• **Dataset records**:
— begin —

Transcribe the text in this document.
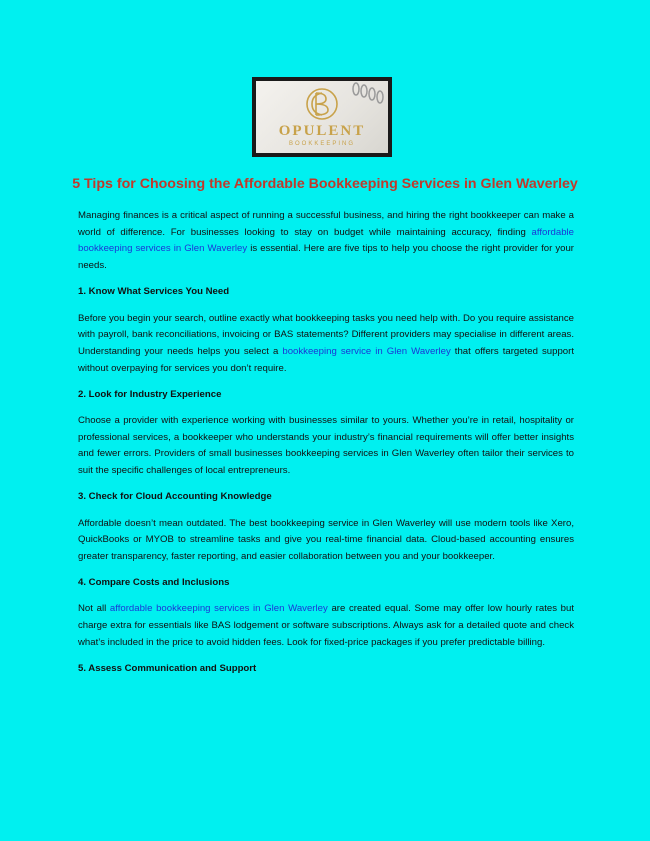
OPULENT
BOOKKEEPING
5 Tips for Choosing the Affordable Bookkeeping Services in Glen Waverley

Managing finances is a critical aspect of running a successful business, and hiring the right bookkeeper can make a world of difference. For businesses looking to stay on budget while maintaining accuracy, finding affordable bookkeeping services in Glen Waverley is essential. Here are five tips to help you choose the right provider for your needs.

1. Know What Services You Need

Before you begin your search, outline exactly what bookkeeping tasks you need help with. Do you require assistance with payroll, bank reconciliations, invoicing or BAS statements? Different providers may specialise in different areas. Understanding your needs helps you select a bookkeeping service in Glen Waverley that offers targeted support without overpaying for services you don’t require.

2. Look for Industry Experience

Choose a provider with experience working with businesses similar to yours. Whether you’re in retail, hospitality or professional services, a bookkeeper who understands your industry’s financial requirements will offer better insights and fewer errors. Providers of small businesses bookkeeping services in Glen Waverley often tailor their services to suit the specific challenges of local entrepreneurs.

3. Check for Cloud Accounting Knowledge

Affordable doesn’t mean outdated. The best bookkeeping service in Glen Waverley will use modern tools like Xero, QuickBooks or MYOB to streamline tasks and give you real-time financial data. Cloud-based accounting ensures greater transparency, faster reporting, and easier collaboration between you and your bookkeeper.

4. Compare Costs and Inclusions

Not all affordable bookkeeping services in Glen Waverley are created equal. Some may offer low hourly rates but charge extra for essentials like BAS lodgement or software subscriptions. Always ask for a detailed quote and check what’s included in the price to avoid hidden fees. Look for fixed-price packages if you prefer predictable billing.

5. Assess Communication and Support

— end —

Show every line in the entries where the string "Cloud" occurs.

• **In response**:
3. Check for Cloud Accounting Knowledge
Affordable doesn’t mean outdated. The best bookkeeping service in Glen Waverley will use modern tools like Xero, QuickBooks or MYOB to streamline tasks and give you real-time financial data. Cloud-based accounting ensures greater transparency, faster reporting, and easier collaboration between you and your bookkeeper.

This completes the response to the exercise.